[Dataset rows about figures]
---+---

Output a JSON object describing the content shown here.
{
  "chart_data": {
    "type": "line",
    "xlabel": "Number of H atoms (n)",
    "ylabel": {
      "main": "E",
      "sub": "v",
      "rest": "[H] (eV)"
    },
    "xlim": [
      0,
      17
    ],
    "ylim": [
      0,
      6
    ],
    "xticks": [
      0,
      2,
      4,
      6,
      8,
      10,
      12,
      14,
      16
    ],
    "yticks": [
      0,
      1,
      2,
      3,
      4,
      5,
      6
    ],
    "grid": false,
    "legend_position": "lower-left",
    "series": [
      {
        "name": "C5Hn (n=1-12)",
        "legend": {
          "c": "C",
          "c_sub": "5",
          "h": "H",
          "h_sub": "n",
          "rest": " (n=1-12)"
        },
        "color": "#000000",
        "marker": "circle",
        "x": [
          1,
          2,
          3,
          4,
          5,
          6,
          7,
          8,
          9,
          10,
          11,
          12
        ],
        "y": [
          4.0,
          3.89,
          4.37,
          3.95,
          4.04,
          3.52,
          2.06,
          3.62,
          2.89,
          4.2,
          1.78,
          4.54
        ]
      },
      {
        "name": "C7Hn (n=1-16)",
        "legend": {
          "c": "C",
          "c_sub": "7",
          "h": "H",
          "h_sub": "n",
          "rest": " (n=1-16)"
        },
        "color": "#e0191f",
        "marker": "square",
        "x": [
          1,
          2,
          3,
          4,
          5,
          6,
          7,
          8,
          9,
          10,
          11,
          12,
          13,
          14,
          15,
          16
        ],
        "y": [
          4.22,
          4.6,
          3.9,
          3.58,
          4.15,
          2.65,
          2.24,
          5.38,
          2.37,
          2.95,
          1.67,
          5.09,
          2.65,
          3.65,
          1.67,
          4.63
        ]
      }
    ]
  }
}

---+---

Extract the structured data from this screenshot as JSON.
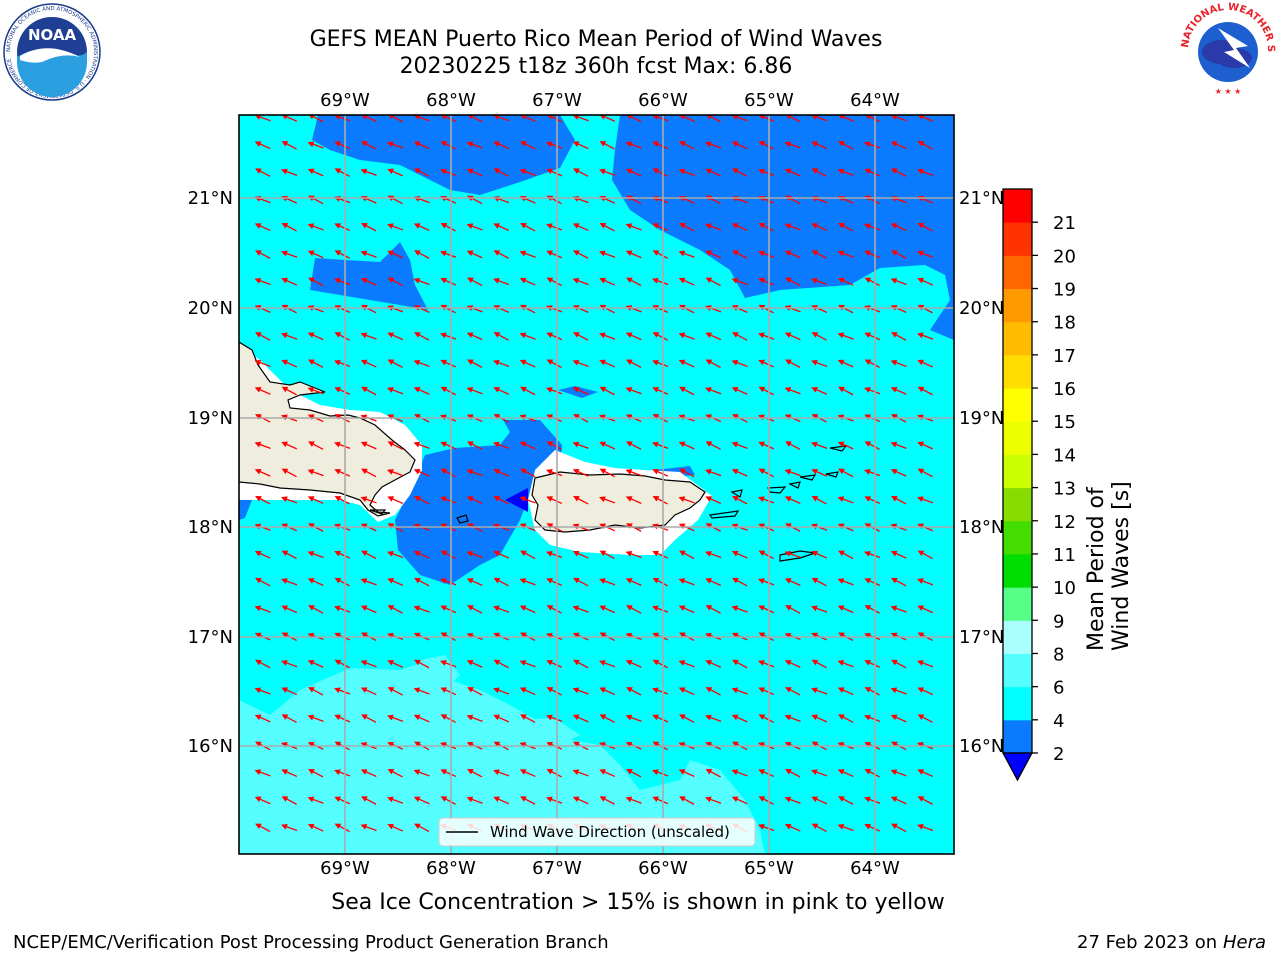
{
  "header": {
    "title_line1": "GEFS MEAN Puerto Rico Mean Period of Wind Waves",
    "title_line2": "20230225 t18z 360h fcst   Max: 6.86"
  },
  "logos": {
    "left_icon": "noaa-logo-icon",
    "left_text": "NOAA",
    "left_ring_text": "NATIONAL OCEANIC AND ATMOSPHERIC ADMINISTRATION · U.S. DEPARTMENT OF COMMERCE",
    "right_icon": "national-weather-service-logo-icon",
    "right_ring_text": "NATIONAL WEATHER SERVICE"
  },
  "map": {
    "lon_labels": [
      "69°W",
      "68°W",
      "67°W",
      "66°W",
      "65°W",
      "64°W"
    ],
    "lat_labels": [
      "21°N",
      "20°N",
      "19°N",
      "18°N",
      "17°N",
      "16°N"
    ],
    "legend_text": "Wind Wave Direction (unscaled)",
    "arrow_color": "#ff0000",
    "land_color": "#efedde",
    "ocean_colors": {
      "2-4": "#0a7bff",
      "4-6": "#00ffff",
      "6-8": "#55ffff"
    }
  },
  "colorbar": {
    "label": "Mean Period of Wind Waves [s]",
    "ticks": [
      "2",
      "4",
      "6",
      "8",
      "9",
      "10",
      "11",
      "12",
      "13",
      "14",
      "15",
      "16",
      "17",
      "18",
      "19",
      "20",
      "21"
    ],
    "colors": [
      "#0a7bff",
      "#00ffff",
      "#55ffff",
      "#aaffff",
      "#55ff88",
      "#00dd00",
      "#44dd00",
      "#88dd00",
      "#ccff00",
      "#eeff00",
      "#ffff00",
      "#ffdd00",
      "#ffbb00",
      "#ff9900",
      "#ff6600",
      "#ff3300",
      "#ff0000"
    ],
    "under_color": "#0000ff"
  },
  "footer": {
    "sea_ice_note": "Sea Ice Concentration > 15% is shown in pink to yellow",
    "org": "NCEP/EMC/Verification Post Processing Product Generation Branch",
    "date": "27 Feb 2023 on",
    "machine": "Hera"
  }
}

---+---

• _Work to complete_: Work out the number of lines above that include the string "Wind" and write only that number.

• _Solution_: 3